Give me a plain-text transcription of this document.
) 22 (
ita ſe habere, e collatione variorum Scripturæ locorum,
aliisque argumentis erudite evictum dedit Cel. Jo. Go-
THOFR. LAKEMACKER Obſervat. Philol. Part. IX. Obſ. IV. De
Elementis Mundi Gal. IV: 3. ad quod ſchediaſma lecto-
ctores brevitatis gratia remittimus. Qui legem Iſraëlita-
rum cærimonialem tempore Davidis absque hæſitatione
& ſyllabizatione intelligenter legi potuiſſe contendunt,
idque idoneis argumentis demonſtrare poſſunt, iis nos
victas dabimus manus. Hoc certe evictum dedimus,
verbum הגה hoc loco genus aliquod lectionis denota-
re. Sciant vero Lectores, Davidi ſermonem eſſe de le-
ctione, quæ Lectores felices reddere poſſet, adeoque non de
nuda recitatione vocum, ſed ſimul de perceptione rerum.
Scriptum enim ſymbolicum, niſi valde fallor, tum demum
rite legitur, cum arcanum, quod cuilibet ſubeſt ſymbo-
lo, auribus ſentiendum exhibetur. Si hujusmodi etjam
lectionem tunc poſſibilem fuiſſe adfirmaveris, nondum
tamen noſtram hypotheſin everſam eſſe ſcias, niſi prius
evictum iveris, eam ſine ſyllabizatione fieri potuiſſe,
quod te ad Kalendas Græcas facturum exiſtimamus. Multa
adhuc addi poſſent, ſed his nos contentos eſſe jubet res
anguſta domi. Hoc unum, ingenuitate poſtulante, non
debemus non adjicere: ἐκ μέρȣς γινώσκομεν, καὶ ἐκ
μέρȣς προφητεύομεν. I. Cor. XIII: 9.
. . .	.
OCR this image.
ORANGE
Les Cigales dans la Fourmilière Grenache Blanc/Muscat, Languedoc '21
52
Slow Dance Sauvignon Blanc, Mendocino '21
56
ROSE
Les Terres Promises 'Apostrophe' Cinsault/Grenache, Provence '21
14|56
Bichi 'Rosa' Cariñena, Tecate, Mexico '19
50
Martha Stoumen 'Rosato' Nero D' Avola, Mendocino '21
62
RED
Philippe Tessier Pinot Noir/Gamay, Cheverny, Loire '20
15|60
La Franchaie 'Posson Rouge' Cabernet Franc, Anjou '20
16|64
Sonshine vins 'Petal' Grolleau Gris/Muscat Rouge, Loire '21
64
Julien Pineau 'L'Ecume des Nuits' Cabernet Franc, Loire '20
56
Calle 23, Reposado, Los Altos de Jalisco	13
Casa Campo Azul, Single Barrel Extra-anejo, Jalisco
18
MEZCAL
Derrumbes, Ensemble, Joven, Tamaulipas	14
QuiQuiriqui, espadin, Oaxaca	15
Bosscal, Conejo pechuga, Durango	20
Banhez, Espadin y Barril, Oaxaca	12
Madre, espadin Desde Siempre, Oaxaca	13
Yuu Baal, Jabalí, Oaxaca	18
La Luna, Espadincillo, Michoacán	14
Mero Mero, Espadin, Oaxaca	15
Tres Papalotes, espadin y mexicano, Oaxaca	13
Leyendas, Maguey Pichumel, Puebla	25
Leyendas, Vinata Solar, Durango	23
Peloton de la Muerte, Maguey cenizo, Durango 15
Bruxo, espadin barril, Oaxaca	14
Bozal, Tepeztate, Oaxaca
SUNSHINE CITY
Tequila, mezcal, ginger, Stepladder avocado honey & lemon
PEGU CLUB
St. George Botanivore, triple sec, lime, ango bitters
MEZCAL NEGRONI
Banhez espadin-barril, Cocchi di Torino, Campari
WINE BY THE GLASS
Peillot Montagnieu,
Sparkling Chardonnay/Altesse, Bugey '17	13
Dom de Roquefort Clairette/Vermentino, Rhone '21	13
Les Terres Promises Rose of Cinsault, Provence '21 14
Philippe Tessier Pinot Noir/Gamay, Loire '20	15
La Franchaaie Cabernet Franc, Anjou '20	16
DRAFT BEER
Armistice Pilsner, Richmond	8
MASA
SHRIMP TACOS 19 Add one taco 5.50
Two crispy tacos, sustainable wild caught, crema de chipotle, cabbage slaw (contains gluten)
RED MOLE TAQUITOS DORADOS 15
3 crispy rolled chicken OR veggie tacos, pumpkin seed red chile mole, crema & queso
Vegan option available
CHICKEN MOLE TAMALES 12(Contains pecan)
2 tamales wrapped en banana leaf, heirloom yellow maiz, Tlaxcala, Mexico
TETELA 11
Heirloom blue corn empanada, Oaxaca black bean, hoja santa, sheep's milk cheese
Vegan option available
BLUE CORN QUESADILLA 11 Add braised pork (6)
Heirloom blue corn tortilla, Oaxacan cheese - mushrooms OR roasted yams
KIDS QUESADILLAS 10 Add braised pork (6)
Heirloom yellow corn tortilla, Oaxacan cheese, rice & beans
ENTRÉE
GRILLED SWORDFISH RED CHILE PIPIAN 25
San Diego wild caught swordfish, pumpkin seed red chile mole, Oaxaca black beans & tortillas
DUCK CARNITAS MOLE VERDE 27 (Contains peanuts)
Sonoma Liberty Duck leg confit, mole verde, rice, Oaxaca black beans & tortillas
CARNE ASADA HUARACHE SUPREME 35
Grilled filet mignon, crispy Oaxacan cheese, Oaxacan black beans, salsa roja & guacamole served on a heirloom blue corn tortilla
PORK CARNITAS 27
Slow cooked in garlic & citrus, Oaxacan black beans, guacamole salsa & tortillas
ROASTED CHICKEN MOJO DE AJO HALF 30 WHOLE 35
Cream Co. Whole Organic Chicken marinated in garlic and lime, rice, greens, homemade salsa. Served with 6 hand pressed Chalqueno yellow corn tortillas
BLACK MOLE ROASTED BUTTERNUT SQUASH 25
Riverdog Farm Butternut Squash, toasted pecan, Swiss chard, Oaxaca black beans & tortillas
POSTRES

(Task): Reproduce all of the data exactly as given.

(Solution to the problem):
Give me a plain-text transcription of this document.
) 22 (
ita ſe habere, e collatione variorum Scripturæ locorum,
aliisque argumentis erudite evictum dedit Cel. Jo. Go-
THOFR. LAKEMACKER Obſervat. Philol. Part. IX. Obſ. IV. De
Elementis Mundi Gal. IV: 3. ad quod ſchediaſma lecto-
ctores brevitatis gratia remittimus. Qui legem Iſraëlita-
rum cærimonialem tempore Davidis absque hæſitatione
& ſyllabizatione intelligenter legi potuiſſe contendunt,
idque idoneis argumentis demonſtrare poſſunt, iis nos
victas dabimus manus. Hoc certe evictum dedimus,
verbum הגה hoc loco genus aliquod lectionis denota-
re. Sciant vero Lectores, Davidi ſermonem eſſe de le-
ctione, quæ Lectores felices reddere poſſet, adeoque non de
nuda recitatione vocum, ſed ſimul de perceptione rerum.
Scriptum enim ſymbolicum, niſi valde fallor, tum demum
rite legitur, cum arcanum, quod cuilibet ſubeſt ſymbo-
lo, auribus ſentiendum exhibetur. Si hujusmodi etjam
lectionem tunc poſſibilem fuiſſe adfirmaveris, nondum
tamen noſtram hypotheſin everſam eſſe ſcias, niſi prius
evictum iveris, eam ſine ſyllabizatione fieri potuiſſe,
quod te ad Kalendas Græcas facturum exiſtimamus. Multa
adhuc addi poſſent, ſed his nos contentos eſſe jubet res
anguſta domi. Hoc unum, ingenuitate poſtulante, non
debemus non adjicere: ἐκ μέρȣς γινώσκομεν, καὶ ἐκ
μέρȣς προφητεύομεν. I. Cor. XIII: 9.
. . .	.
OCR this image.
ORANGE
Les Cigales dans la Fourmilière Grenache Blanc/Muscat, Languedoc '21
52
Slow Dance Sauvignon Blanc, Mendocino '21
56
ROSE
Les Terres Promises 'Apostrophe' Cinsault/Grenache, Provence '21
14|56
Bichi 'Rosa' Cariñena, Tecate, Mexico '19
50
Martha Stoumen 'Rosato' Nero D' Avola, Mendocino '21
62
RED
Philippe Tessier Pinot Noir/Gamay, Cheverny, Loire '20
15|60
La Franchaie 'Posson Rouge' Cabernet Franc, Anjou '20
16|64
Sonshine vins 'Petal' Grolleau Gris/Muscat Rouge, Loire '21
64
Julien Pineau 'L'Ecume des Nuits' Cabernet Franc, Loire '20
56
Calle 23, Reposado, Los Altos de Jalisco	13
Casa Campo Azul, Single Barrel Extra-anejo, Jalisco
18
MEZCAL
Derrumbes, Ensemble, Joven, Tamaulipas	14
QuiQuiriqui, espadin, Oaxaca	15
Bosscal, Conejo pechuga, Durango	20
Banhez, Espadin y Barril, Oaxaca	12
Madre, espadin Desde Siempre, Oaxaca	13
Yuu Baal, Jabalí, Oaxaca	18
La Luna, Espadincillo, Michoacán	14
Mero Mero, Espadin, Oaxaca	15
Tres Papalotes, espadin y mexicano, Oaxaca	13
Leyendas, Maguey Pichumel, Puebla	25
Leyendas, Vinata Solar, Durango	23
Peloton de la Muerte, Maguey cenizo, Durango 15
Bruxo, espadin barril, Oaxaca	14
Bozal, Tepeztate, Oaxaca
SUNSHINE CITY
Tequila, mezcal, ginger, Stepladder avocado honey & lemon
PEGU CLUB
St. George Botanivore, triple sec, lime, ango bitters
MEZCAL NEGRONI
Banhez espadin-barril, Cocchi di Torino, Campari
WINE BY THE GLASS
Peillot Montagnieu,
Sparkling Chardonnay/Altesse, Bugey '17	13
Dom de Roquefort Clairette/Vermentino, Rhone '21	13
Les Terres Promises Rose of Cinsault, Provence '21 14
Philippe Tessier Pinot Noir/Gamay, Loire '20	15
La Franchaaie Cabernet Franc, Anjou '20	16
DRAFT BEER
Armistice Pilsner, Richmond	8
MASA
SHRIMP TACOS 19 Add one taco 5.50
Two crispy tacos, sustainable wild caught, crema de chipotle, cabbage slaw (contains gluten)
RED MOLE TAQUITOS DORADOS 15
3 crispy rolled chicken OR veggie tacos, pumpkin seed red chile mole, crema & queso
Vegan option available
CHICKEN MOLE TAMALES 12(Contains pecan)
2 tamales wrapped en banana leaf, heirloom yellow maiz, Tlaxcala, Mexico
TETELA 11
Heirloom blue corn empanada, Oaxaca black bean, hoja santa, sheep's milk cheese
Vegan option available
BLUE CORN QUESADILLA 11 Add braised pork (6)
Heirloom blue corn tortilla, Oaxacan cheese - mushrooms OR roasted yams
KIDS QUESADILLAS 10 Add braised pork (6)
Heirloom yellow corn tortilla, Oaxacan cheese, rice & beans
ENTRÉE
GRILLED SWORDFISH RED CHILE PIPIAN 25
San Diego wild caught swordfish, pumpkin seed red chile mole, Oaxaca black beans & tortillas
DUCK CARNITAS MOLE VERDE 27 (Contains peanuts)
Sonoma Liberty Duck leg confit, mole verde, rice, Oaxaca black beans & tortillas
CARNE ASADA HUARACHE SUPREME 35
Grilled filet mignon, crispy Oaxacan cheese, Oaxacan black beans, salsa roja & guacamole served on a heirloom blue corn tortilla
PORK CARNITAS 27
Slow cooked in garlic & citrus, Oaxacan black beans, guacamole salsa & tortillas
ROASTED CHICKEN MOJO DE AJO HALF 30 WHOLE 35
Cream Co. Whole Organic Chicken marinated in garlic and lime, rice, greens, homemade salsa. Served with 6 hand pressed Chalqueno yellow corn tortillas
BLACK MOLE ROASTED BUTTERNUT SQUASH 25
Riverdog Farm Butternut Squash, toasted pecan, Swiss chard, Oaxaca black beans & tortillas
POSTRES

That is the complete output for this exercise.